Reproduce the listing exactly, with no pictures in your copy.

- - -

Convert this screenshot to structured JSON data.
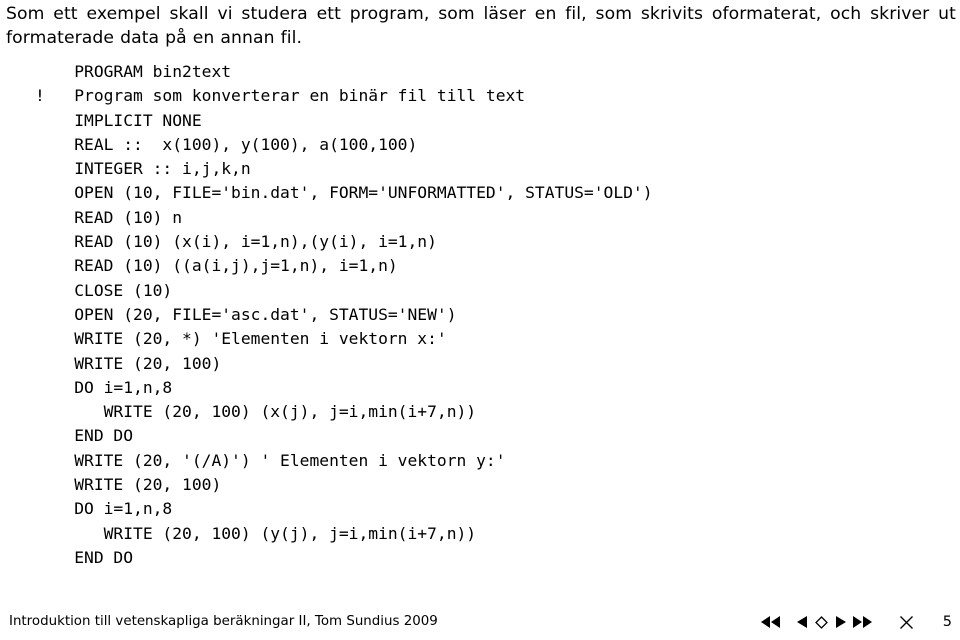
{
  "slide": {
    "intro": {
      "line1": "Som ett exempel skall vi studera ett program, som läser en fil, som skrivits oformaterat, och skriver ut",
      "line2": "formaterade data på en annan fil."
    },
    "code": {
      "language": "Fortran",
      "lines": [
        "    PROGRAM bin2text",
        "!   Program som konverterar en binär fil till text",
        "    IMPLICIT NONE",
        "    REAL ::  x(100), y(100), a(100,100)",
        "    INTEGER :: i,j,k,n",
        "    OPEN (10, FILE='bin.dat', FORM='UNFORMATTED', STATUS='OLD')",
        "    READ (10) n",
        "    READ (10) (x(i), i=1,n),(y(i), i=1,n)",
        "    READ (10) ((a(i,j),j=1,n), i=1,n)",
        "    CLOSE (10)",
        "    OPEN (20, FILE='asc.dat', STATUS='NEW')",
        "    WRITE (20, *) 'Elementen i vektorn x:'",
        "    WRITE (20, 100)",
        "    DO i=1,n,8",
        "       WRITE (20, 100) (x(j), j=i,min(i+7,n))",
        "    END DO",
        "    WRITE (20, '(/A)') ' Elementen i vektorn y:'",
        "    WRITE (20, 100)",
        "    DO i=1,n,8",
        "       WRITE (20, 100) (y(j), j=i,min(i+7,n))",
        "    END DO"
      ]
    },
    "footer": {
      "credit": "Introduktion till vetenskapliga beräkningar II, Tom Sundius 2009",
      "page_number": "5",
      "nav": {
        "first_label": "first-slide",
        "prev_label": "previous-slide",
        "marker_label": "current-position",
        "next_label": "next-slide",
        "last_label": "last-slide",
        "close_label": "close"
      }
    }
  }
}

- - -

> Solution to this exercise:
Convert this screenshot to structured JSON data.
{
  "slide": {
    "intro": {
      "line1": "Som ett exempel skall vi studera ett program, som läser en fil, som skrivits oformaterat, och skriver ut",
      "line2": "formaterade data på en annan fil."
    },
    "code": {
      "language": "Fortran",
      "lines": [
        "    PROGRAM bin2text",
        "!   Program som konverterar en binär fil till text",
        "    IMPLICIT NONE",
        "    REAL ::  x(100), y(100), a(100,100)",
        "    INTEGER :: i,j,k,n",
        "    OPEN (10, FILE='bin.dat', FORM='UNFORMATTED', STATUS='OLD')",
        "    READ (10) n",
        "    READ (10) (x(i), i=1,n),(y(i), i=1,n)",
        "    READ (10) ((a(i,j),j=1,n), i=1,n)",
        "    CLOSE (10)",
        "    OPEN (20, FILE='asc.dat', STATUS='NEW')",
        "    WRITE (20, *) 'Elementen i vektorn x:'",
        "    WRITE (20, 100)",
        "    DO i=1,n,8",
        "       WRITE (20, 100) (x(j), j=i,min(i+7,n))",
        "    END DO",
        "    WRITE (20, '(/A)') ' Elementen i vektorn y:'",
        "    WRITE (20, 100)",
        "    DO i=1,n,8",
        "       WRITE (20, 100) (y(j), j=i,min(i+7,n))",
        "    END DO"
      ]
    },
    "footer": {
      "credit": "Introduktion till vetenskapliga beräkningar II, Tom Sundius 2009",
      "page_number": "5",
      "nav": {
        "first_label": "first-slide",
        "prev_label": "previous-slide",
        "marker_label": "current-position",
        "next_label": "next-slide",
        "last_label": "last-slide",
        "close_label": "close"
      }
    }
  }
}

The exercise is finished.